Data excerpts:
──────────────────────────────

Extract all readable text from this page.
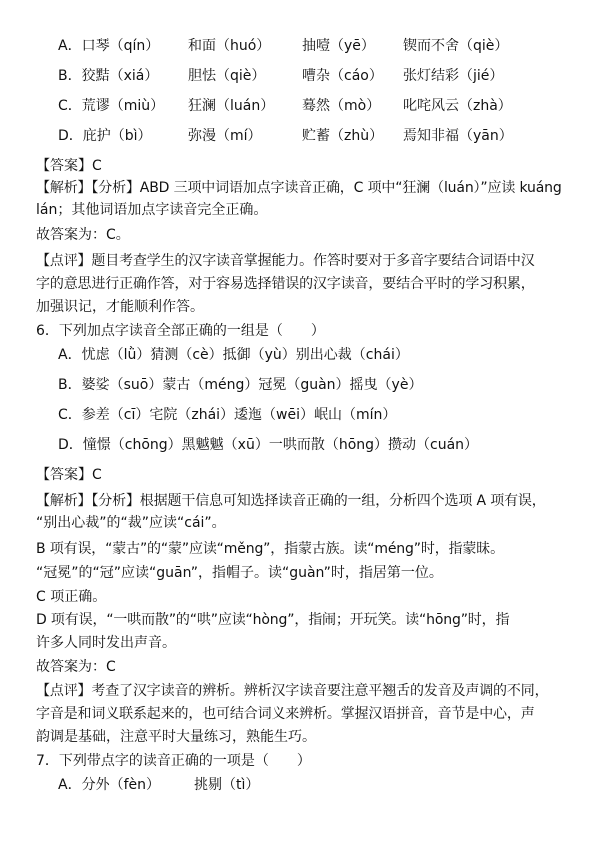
A．口琴（qín） 和面（huó） 抽噎（yē） 锲而不舍（qiè）
B．狡黠（xiá） 胆怯（qiè）	嘈杂（cáo） 张灯结彩（jié）
C．荒谬（miù） 狂澜（luán） 蓦然（mò） 叱咤风云（zhà）
D．庇护（bì）	弥漫（mí）	贮蓄（zhù） 焉知非福（yān）
【答案】C
【解析】【分析】ABD 三项中词语加点字读音正确，C 项中“狂澜（luán）”应读 kuáng
lán；其他词语加点字读音完全正确。
故答案为：C。
【点评】题目考查学生的汉字读音掌握能力。作答时要对于多音字要结合词语中汉
字的意思进行正确作答，对于容易选择错误的汉字读音，要结合平时的学习积累，
加强识记，才能顺利作答。
6．下列加点字读音全部正确的一组是（　　）
A．忧虑（lǜ）猜测（cè）抵御（yù）别出心裁（chái）
B．婆娑（suō）蒙古（méng）冠冕（guàn）摇曳（yè）
C．参差（cī）宅院（zhái）逶迤（wēi）岷山（mín）
D．憧憬（chōng）黑魆魆（xū）一哄而散（hōng）攒动（cuán）
【答案】C
【解析】【分析】根据题干信息可知选择读音正确的一组，分析四个选项 A 项有误，
“别出心裁”的“裁”应读“cái”。
B 项有误，“蒙古”的“蒙”应读“měng”，指蒙古族。读“méng”时，指蒙昧。
“冠冕”的“冠”应读“guān”，指帽子。读“guàn”时，指居第一位。
C 项正确。
D 项有误，“一哄而散”的“哄”应读“hòng”，指闹；开玩笑。读“hōng”时，指
许多人同时发出声音。
故答案为：C
【点评】考查了汉字读音的辨析。辨析汉字读音要注意平翘舌的发音及声调的不同，
字音是和词义联系起来的，也可结合词义来辨析。掌握汉语拼音，音节是中心，声
韵调是基础，注意平时大量练习，熟能生巧。
7．下列带点字的读音正确的一项是（　　）
A．分外（fèn） 挑剔（tì）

──────────────────────────────

* [YOUR OBJECTIVE]: Copy out each line of the listing that holds "guàn".

* [REPLY]:
B．婆娑（suō）蒙古（méng）冠冕（guàn）摇曳（yè）
“冠冕”的“冠”应读“guān”，指帽子。读“guàn”时，指居第一位。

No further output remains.